#### WHAT IS EXPECTED
Search the records that follow and extract every line containing the string "Microsoft".
──────────
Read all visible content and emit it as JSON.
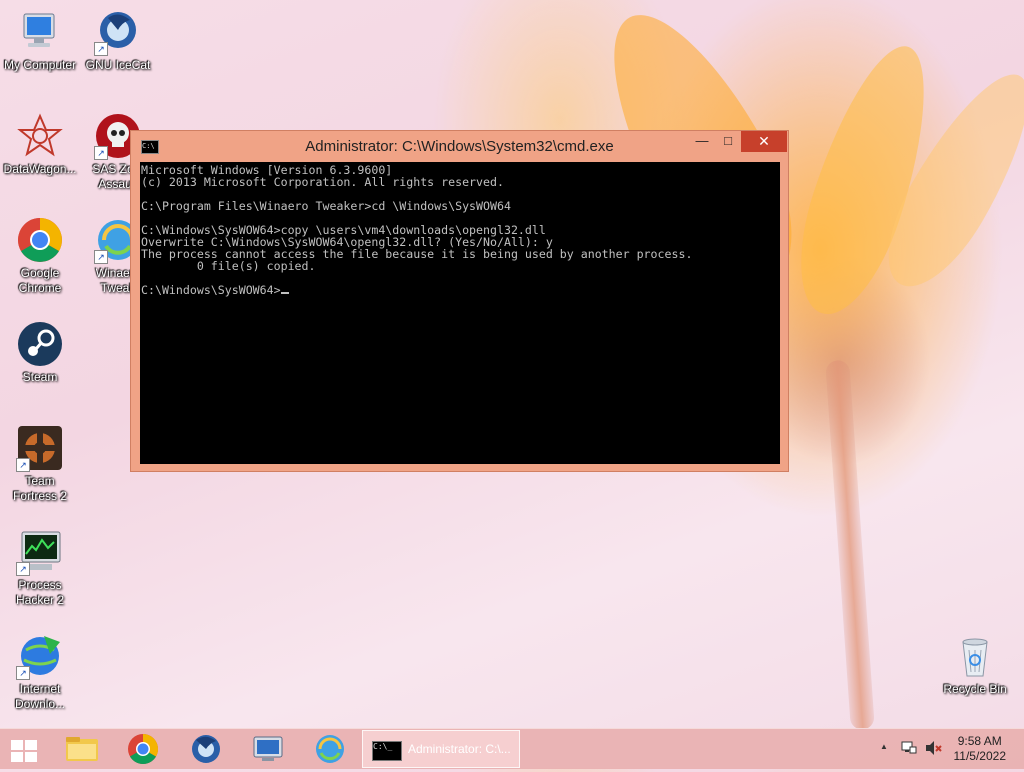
{
  "desktop": {
    "icons": [
      {
        "label": "My Computer"
      },
      {
        "label": "GNU IceCat"
      },
      {
        "label": "DataWagon..."
      },
      {
        "label": "SAS Zom Assault"
      },
      {
        "label": "Google Chrome"
      },
      {
        "label": "Winaero Tweak"
      },
      {
        "label": "Steam"
      },
      {
        "label": "Team Fortress 2"
      },
      {
        "label": "Process Hacker 2"
      },
      {
        "label": "Internet Downlo..."
      },
      {
        "label": "Recycle Bin"
      }
    ]
  },
  "cmd_window": {
    "title": "Administrator: C:\\Windows\\System32\\cmd.exe",
    "icon_text": "C:\\",
    "minimize_glyph": "—",
    "maximize_glyph": "□",
    "close_glyph": "✕",
    "lines": [
      "Microsoft Windows [Version 6.3.9600]",
      "(c) 2013 Microsoft Corporation. All rights reserved.",
      "",
      "C:\\Program Files\\Winaero Tweaker>cd \\Windows\\SysWOW64",
      "",
      "C:\\Windows\\SysWOW64>copy \\users\\vm4\\downloads\\opengl32.dll",
      "Overwrite C:\\Windows\\SysWOW64\\opengl32.dll? (Yes/No/All): y",
      "The process cannot access the file because it is being used by another process.",
      "        0 file(s) copied.",
      ""
    ],
    "prompt": "C:\\Windows\\SysWOW64>"
  },
  "taskbar": {
    "active_task_title": "Administrator: C:\\...",
    "active_task_icon_text": "C:\\_",
    "tray_up_arrow": "▲",
    "time": "9:58 AM",
    "date": "11/5/2022"
  },
  "colors": {
    "title_bar": "#f0a386",
    "close_button": "#c7402b",
    "console_bg": "#000000",
    "console_fg": "#c0c0c0",
    "taskbar": "#e8b0b0"
  }
}
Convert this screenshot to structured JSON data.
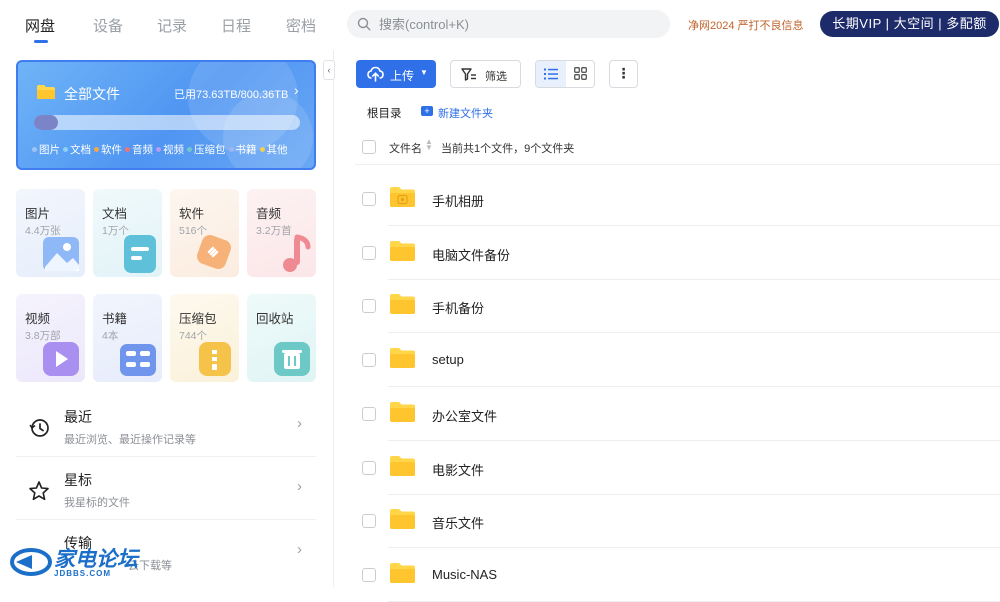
{
  "nav": {
    "tabs": [
      {
        "label": "网盘",
        "active": true
      },
      {
        "label": "设备",
        "active": false
      },
      {
        "label": "记录",
        "active": false
      },
      {
        "label": "日程",
        "active": false
      },
      {
        "label": "密档",
        "active": false
      }
    ]
  },
  "search": {
    "placeholder": "搜索(control+K)"
  },
  "notice": "净网2024 严打不良信息",
  "vip_button": "长期VIP | 大空间 | 多配额",
  "colors": {
    "accent": "#2f6fe8",
    "vip": "#1d2b6b",
    "folder": "#ffc52f"
  },
  "all_files": {
    "title": "全部文件",
    "usage": "已用73.63TB/800.36TB",
    "usage_fraction": 0.092,
    "legend": [
      {
        "label": "图片",
        "color": "#9fc3f6"
      },
      {
        "label": "文档",
        "color": "#8fd0f7"
      },
      {
        "label": "软件",
        "color": "#f4a64b"
      },
      {
        "label": "音频",
        "color": "#f07272"
      },
      {
        "label": "视频",
        "color": "#b69cf2"
      },
      {
        "label": "压缩包",
        "color": "#74c7c9"
      },
      {
        "label": "书籍",
        "color": "#9fb5f2"
      },
      {
        "label": "其他",
        "color": "#f3cf52"
      }
    ]
  },
  "categories": [
    {
      "name": "图片",
      "count": "4.4万张",
      "icon": "image-icon"
    },
    {
      "name": "文档",
      "count": "1万个",
      "icon": "document-icon"
    },
    {
      "name": "软件",
      "count": "516个",
      "icon": "software-icon"
    },
    {
      "name": "音频",
      "count": "3.2万首",
      "icon": "music-icon"
    },
    {
      "name": "视频",
      "count": "3.8万部",
      "icon": "video-icon"
    },
    {
      "name": "书籍",
      "count": "4本",
      "icon": "book-icon"
    },
    {
      "name": "压缩包",
      "count": "744个",
      "icon": "archive-icon"
    },
    {
      "name": "回收站",
      "count": "",
      "icon": "trash-icon"
    }
  ],
  "menu": [
    {
      "title": "最近",
      "sub": "最近浏览、最近操作记录等",
      "icon": "history-icon"
    },
    {
      "title": "星标",
      "sub": "我星标的文件",
      "icon": "star-icon"
    },
    {
      "title": "传输",
      "sub": "云下载等",
      "icon": "transfer-icon"
    }
  ],
  "watermark": {
    "brand": "家电论坛",
    "domain": "JDBBS.COM"
  },
  "toolbar": {
    "upload": "上传",
    "filter": "筛选",
    "more": "⋮"
  },
  "breadcrumb": {
    "root": "根目录",
    "new_folder": "新建文件夹"
  },
  "list_header": {
    "name": "文件名",
    "summary": "当前共1个文件，9个文件夹"
  },
  "files": [
    {
      "name": "手机相册",
      "special": true
    },
    {
      "name": "电脑文件备份",
      "special": false
    },
    {
      "name": "手机备份",
      "special": false
    },
    {
      "name": "setup",
      "special": false
    },
    {
      "name": "办公室文件",
      "special": false
    },
    {
      "name": "电影文件",
      "special": false
    },
    {
      "name": "音乐文件",
      "special": false
    },
    {
      "name": "Music-NAS",
      "special": false
    }
  ]
}
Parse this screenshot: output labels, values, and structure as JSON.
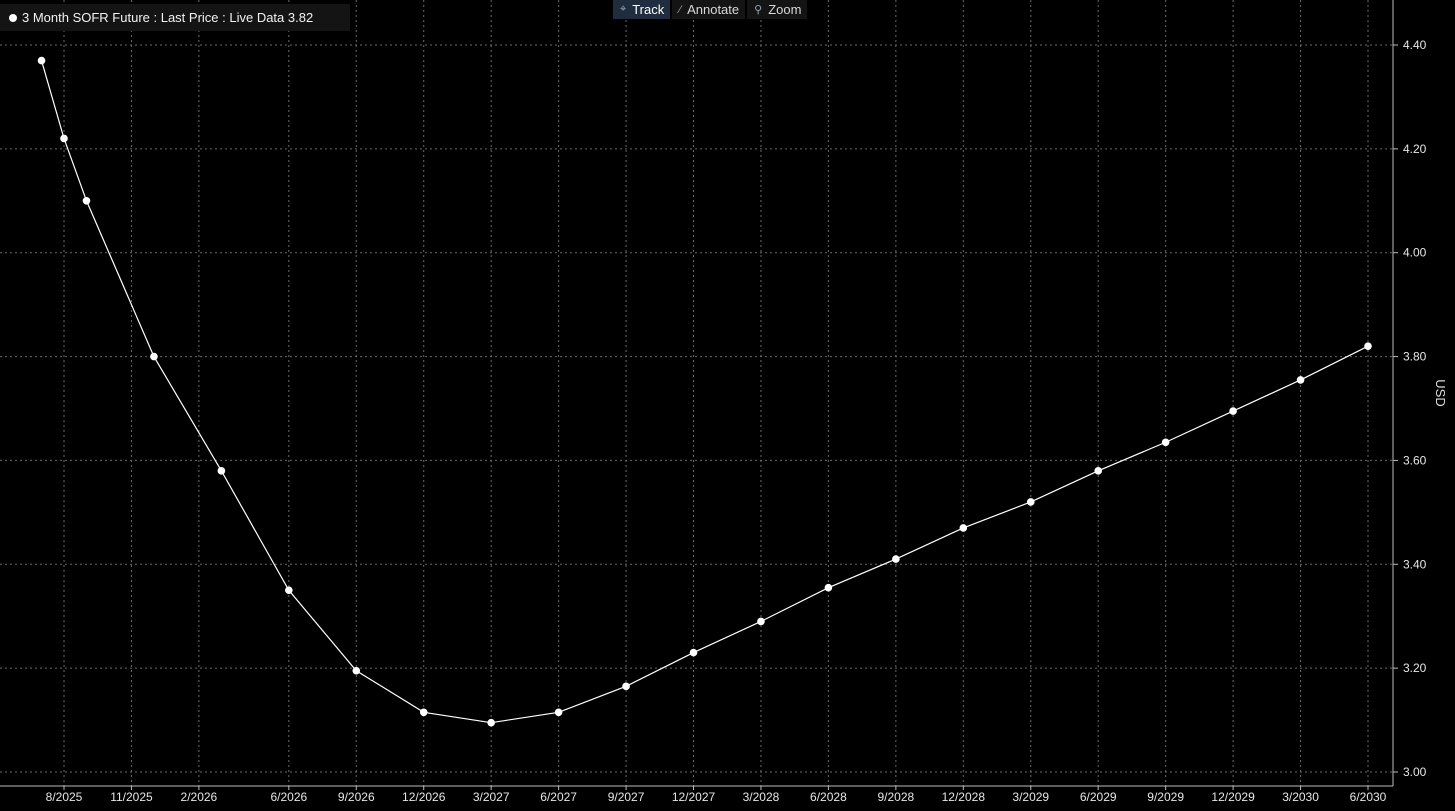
──────────
#### RESPONSE TO THIS EXERCISE
      "Microsoft Windows [Version 6.3.9600]",
      "(c) 2013 Microsoft Corporation. All rights reserved.",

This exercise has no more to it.